● **Collected data entries**:
----------------
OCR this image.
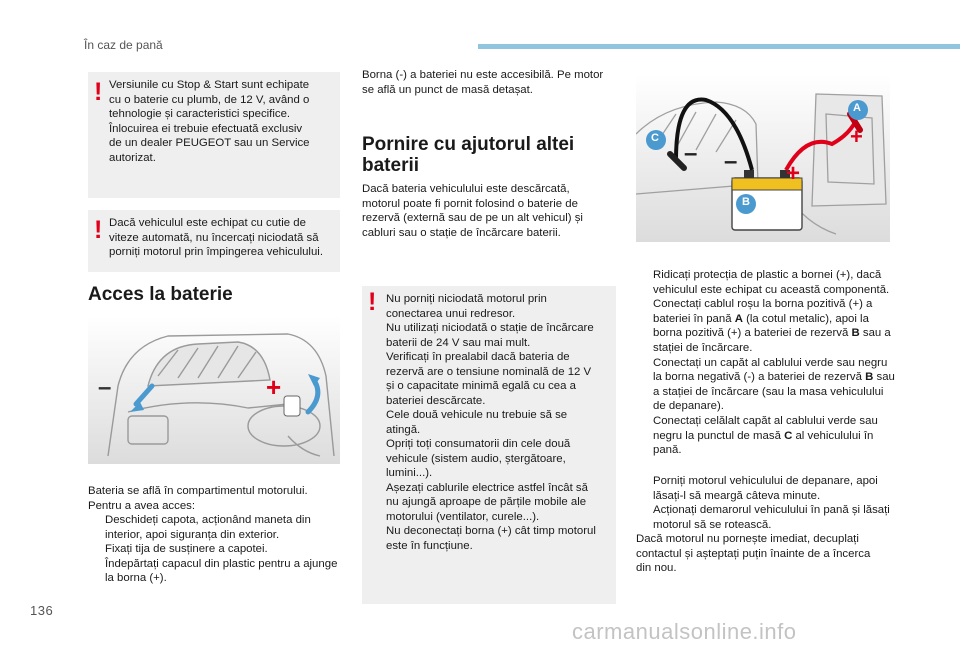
În caz de pană
136
carmanualsonline.info
! Versiunile cu Stop & Start sunt echipate
cu o baterie cu plumb, de 12 V, având o
tehnologie și caracteristici specifice.
Înlocuirea ei trebuie efectuată exclusiv
de un dealer PEUGEOT sau un Service
autorizat.
! Dacă vehiculul este echipat cu cutie de
viteze automată, nu încercați niciodată să
porniți motorul prin împingerea vehiculului.
Acces la baterie
–	+
Bateria se află în compartimentul motorului.
Pentru a avea acces:
Deschideți capota, acționând maneta din interior, apoi siguranța din exterior.
Fixați tija de susținere a capotei.
Îndepărtați capacul din plastic pentru a ajunge la borna (+).
Borna (-) a bateriei nu este accesibilă. Pe motor
se află un punct de masă detașat.
Pornire cu ajutorul altei
baterii
Dacă bateria vehiculului este descărcată,
motorul poate fi pornit folosind o baterie de
rezervă (externă sau de pe un alt vehicul) și
cabluri sau o stație de încărcare baterii.
! Nu porniți niciodată motorul prin
conectarea unui redresor.
Nu utilizați niciodată o stație de încărcare
baterii de 24 V sau mai mult.
Verificați în prealabil dacă bateria de
rezervă are o tensiune nominală de 12 V
și o capacitate minimă egală cu cea a
bateriei descărcate.
Cele două vehicule nu trebuie să se
atingă.
Opriți toți consumatorii din cele două
vehicule (sistem audio, ștergătoare,
lumini...).
Așezați cablurile electrice astfel încât să
nu ajungă aproape de părțile mobile ale
motorului (ventilator, curele...).
Nu deconectați borna (+) cât timp motorul
este în funcțiune.
C
A
B
– – +
+
Ridicați protecția de plastic a bornei (+), dacă vehiculul este echipat cu această componentă.
Conectați cablul roșu la borna pozitivă (+) a bateriei în pană A (la cotul metalic), apoi la borna pozitivă (+) a bateriei de rezervă B sau a stației de încărcare.
Conectați un capăt al cablului verde sau negru la borna negativă (-) a bateriei de rezervă B sau a stației de încărcare (sau la masa vehiculului de depanare).
Conectați celălalt capăt al cablului verde sau negru la punctul de masă C al vehiculului în pană.
Porniți motorul vehiculului de depanare, apoi lăsați-l să meargă câteva minute.
Acționați demarorul vehiculului în pană și lăsați motorul să se rotească.
Dacă motorul nu pornește imediat, decuplați
contactul și așteptați puțin înainte de a încerca
din nou.
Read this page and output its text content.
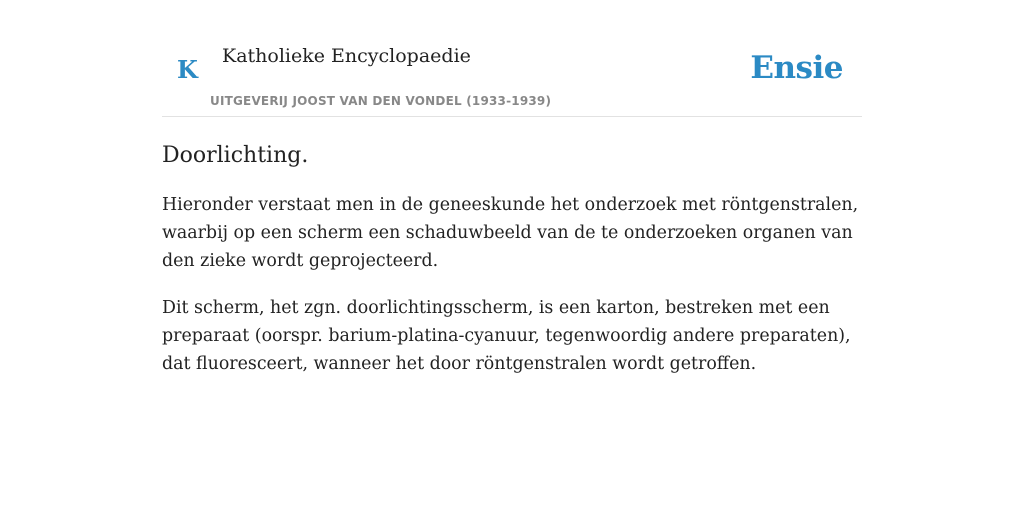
K Katholieke Encyclopaedie
UITGEVERIJ JOOST VAN DEN VONDEL (1933-1939)
Ensie
Doorlichting.

Hieronder verstaat men in de geneeskunde het onderzoek met röntgenstralen, waarbij op een scherm een schaduwbeeld van de te onderzoeken organen van den zieke wordt geprojecteerd.

Dit scherm, het zgn. doorlichtingsscherm, is een karton, bestreken met een preparaat (oorspr. barium-platina-cyanuur, tegenwoordig andere preparaten), dat fluoresceert, wanneer het door röntgenstralen wordt getroffen.
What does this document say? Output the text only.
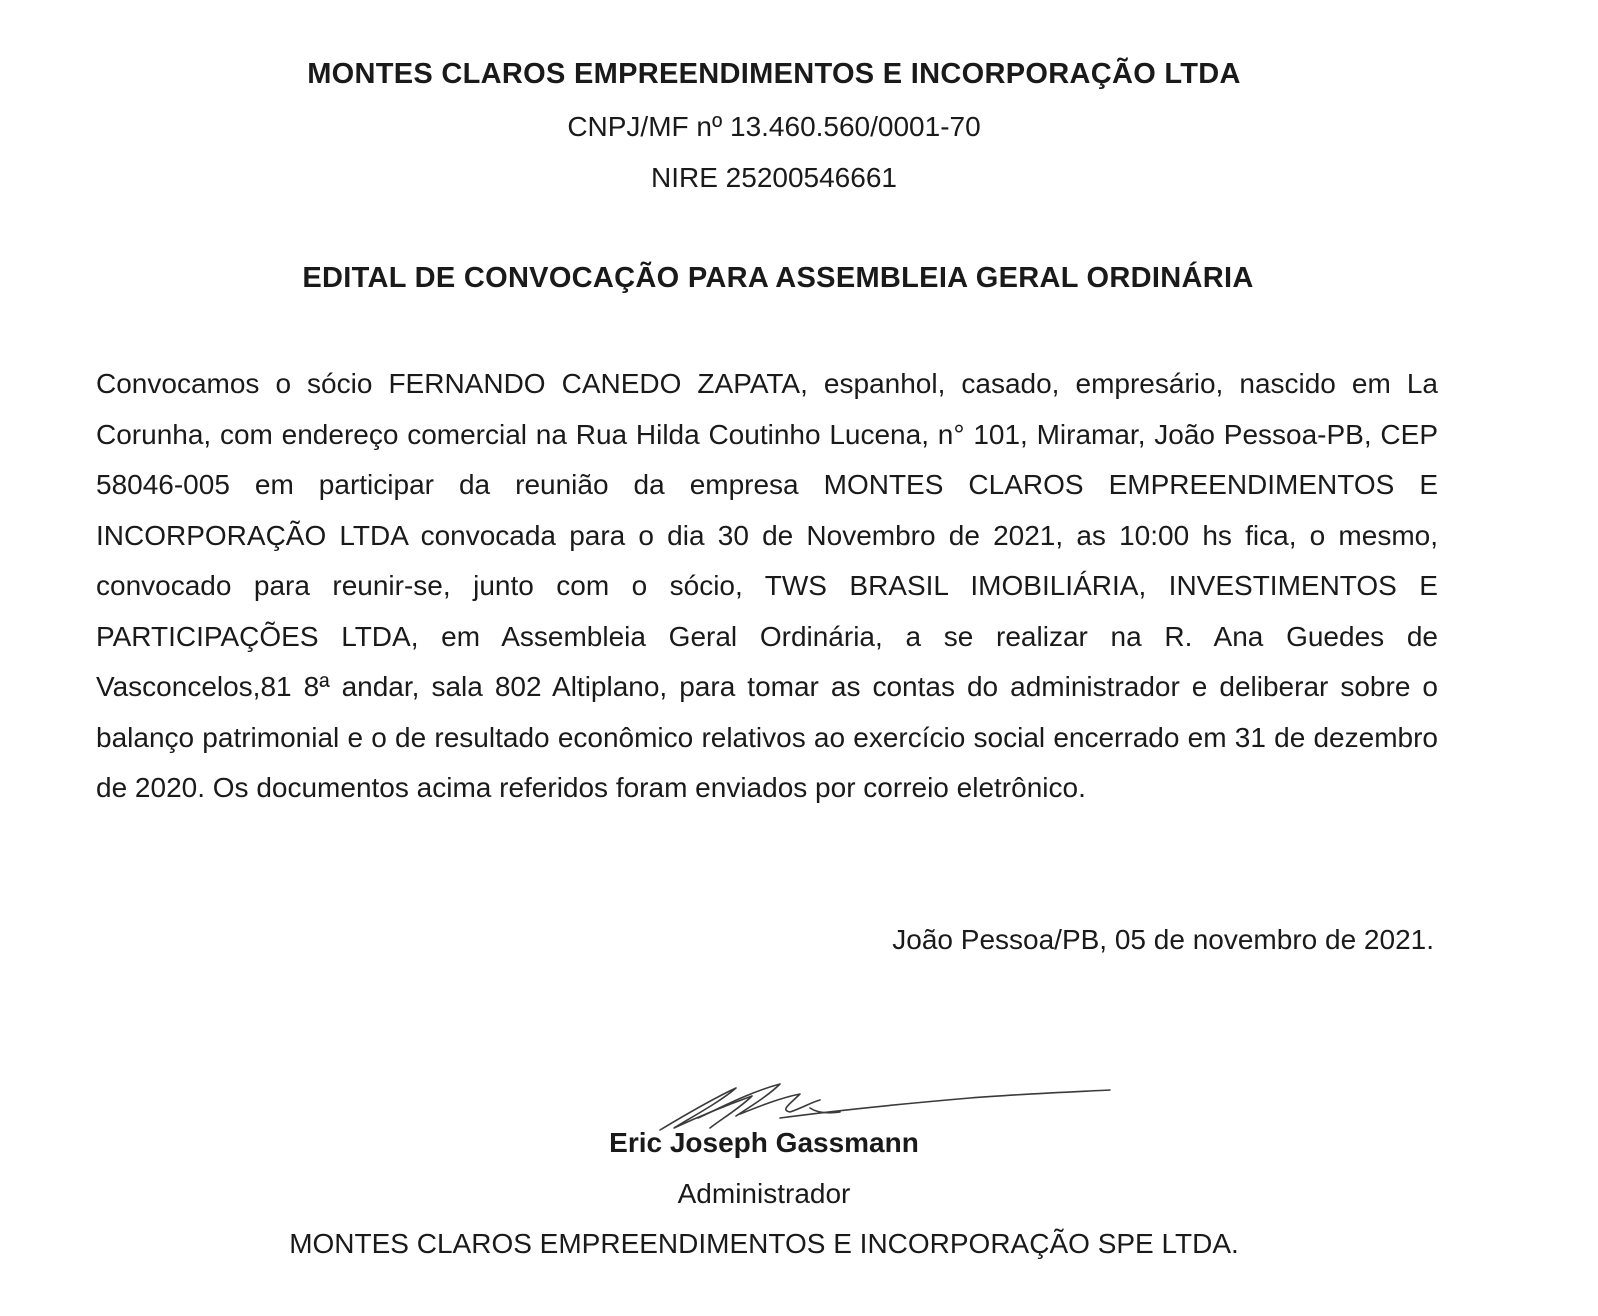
MONTES CLAROS EMPREENDIMENTOS E INCORPORAÇÃO LTDA
CNPJ/MF nº 13.460.560/0001-70
NIRE 25200546661
EDITAL DE CONVOCAÇÃO PARA ASSEMBLEIA GERAL ORDINÁRIA
Convocamos o sócio FERNANDO CANEDO ZAPATA, espanhol, casado, empresário, nascido em La Corunha, com endereço comercial na Rua Hilda Coutinho Lucena, n° 101, Miramar, João Pessoa-PB, CEP 58046-005 em participar da reunião da empresa MONTES CLAROS EMPREENDIMENTOS E INCORPORAÇÃO LTDA convocada para o dia 30 de Novembro de 2021, as 10:00 hs fica, o mesmo, convocado para reunir-se, junto com o sócio, TWS BRASIL IMOBILIÁRIA, INVESTIMENTOS E PARTICIPAÇÕES LTDA, em Assembleia Geral Ordinária, a se realizar na R. Ana Guedes de Vasconcelos,81 8ª andar, sala 802 Altiplano, para tomar as contas do administrador e deliberar sobre o balanço patrimonial e o de resultado econômico relativos ao exercício social encerrado em 31 de dezembro de 2020. Os documentos acima referidos foram enviados por correio eletrônico.
João Pessoa/PB, 05 de novembro de 2021.
Eric Joseph Gassmann
Administrador
MONTES CLAROS EMPREENDIMENTOS E INCORPORAÇÃO SPE LTDA.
----------------
● **Task statement**: Leave out the pictures and print every line of the data exactly.

● **Answer to this task**:
OCR this image.
În caz de pană
136
carmanualsonline.info
! Versiunile cu Stop & Start sunt echipate
cu o baterie cu plumb, de 12 V, având o
tehnologie și caracteristici specifice.
Înlocuirea ei trebuie efectuată exclusiv
de un dealer PEUGEOT sau un Service
autorizat.
! Dacă vehiculul este echipat cu cutie de
viteze automată, nu încercați niciodată să
porniți motorul prin împingerea vehiculului.
Acces la baterie
–	+
Bateria se află în compartimentul motorului.
Pentru a avea acces:
Deschideți capota, acționând maneta din interior, apoi siguranța din exterior.
Fixați tija de susținere a capotei.
Îndepărtați capacul din plastic pentru a ajunge la borna (+).
Borna (-) a bateriei nu este accesibilă. Pe motor
se află un punct de masă detașat.
Pornire cu ajutorul altei
baterii
Dacă bateria vehiculului este descărcată,
motorul poate fi pornit folosind o baterie de
rezervă (externă sau de pe un alt vehicul) și
cabluri sau o stație de încărcare baterii.
! Nu porniți niciodată motorul prin
conectarea unui redresor.
Nu utilizați niciodată o stație de încărcare
baterii de 24 V sau mai mult.
Verificați în prealabil dacă bateria de
rezervă are o tensiune nominală de 12 V
și o capacitate minimă egală cu cea a
bateriei descărcate.
Cele două vehicule nu trebuie să se
atingă.
Opriți toți consumatorii din cele două
vehicule (sistem audio, ștergătoare,
lumini...).
Așezați cablurile electrice astfel încât să
nu ajungă aproape de părțile mobile ale
motorului (ventilator, curele...).
Nu deconectați borna (+) cât timp motorul
este în funcțiune.
C
A
B
– – +
+
Ridicați protecția de plastic a bornei (+), dacă vehiculul este echipat cu această componentă.
Conectați cablul roșu la borna pozitivă (+) a bateriei în pană A (la cotul metalic), apoi la borna pozitivă (+) a bateriei de rezervă B sau a stației de încărcare.
Conectați un capăt al cablului verde sau negru la borna negativă (-) a bateriei de rezervă B sau a stației de încărcare (sau la masa vehiculului de depanare).
Conectați celălalt capăt al cablului verde sau negru la punctul de masă C al vehiculului în pană.
Porniți motorul vehiculului de depanare, apoi lăsați-l să meargă câteva minute.
Acționați demarorul vehiculului în pană și lăsați motorul să se rotească.
Dacă motorul nu pornește imediat, decuplați
contactul și așteptați puțin înainte de a încerca
din nou.
Read this page and output its text content.
K Katholieke Encyclopaedie
UITGEVERIJ JOOST VAN DEN VONDEL (1933-1939)
Ensie
Doorlichting.

Hieronder verstaat men in de geneeskunde het onderzoek met röntgenstralen, waarbij op een scherm een schaduwbeeld van de te onderzoeken organen van den zieke wordt geprojecteerd.

Dit scherm, het zgn. doorlichtingsscherm, is een karton, bestreken met een preparaat (oorspr. barium-platina-cyanuur, tegenwoordig andere preparaten), dat fluoresceert, wanneer het door röntgenstralen wordt getroffen.
What does this document say? Output the text only.
MONTES CLAROS EMPREENDIMENTOS E INCORPORAÇÃO LTDA
CNPJ/MF nº 13.460.560/0001-70
NIRE 25200546661
EDITAL DE CONVOCAÇÃO PARA ASSEMBLEIA GERAL ORDINÁRIA
Convocamos o sócio FERNANDO CANEDO ZAPATA, espanhol, casado, empresário, nascido em La Corunha, com endereço comercial na Rua Hilda Coutinho Lucena, n° 101, Miramar, João Pessoa-PB, CEP 58046-005 em participar da reunião da empresa MONTES CLAROS EMPREENDIMENTOS E INCORPORAÇÃO LTDA convocada para o dia 30 de Novembro de 2021, as 10:00 hs fica, o mesmo, convocado para reunir-se, junto com o sócio, TWS BRASIL IMOBILIÁRIA, INVESTIMENTOS E PARTICIPAÇÕES LTDA, em Assembleia Geral Ordinária, a se realizar na R. Ana Guedes de Vasconcelos,81 8ª andar, sala 802 Altiplano, para tomar as contas do administrador e deliberar sobre o balanço patrimonial e o de resultado econômico relativos ao exercício social encerrado em 31 de dezembro de 2020. Os documentos acima referidos foram enviados por correio eletrônico.
João Pessoa/PB, 05 de novembro de 2021.
Eric Joseph Gassmann
Administrador
MONTES CLAROS EMPREENDIMENTOS E INCORPORAÇÃO SPE LTDA.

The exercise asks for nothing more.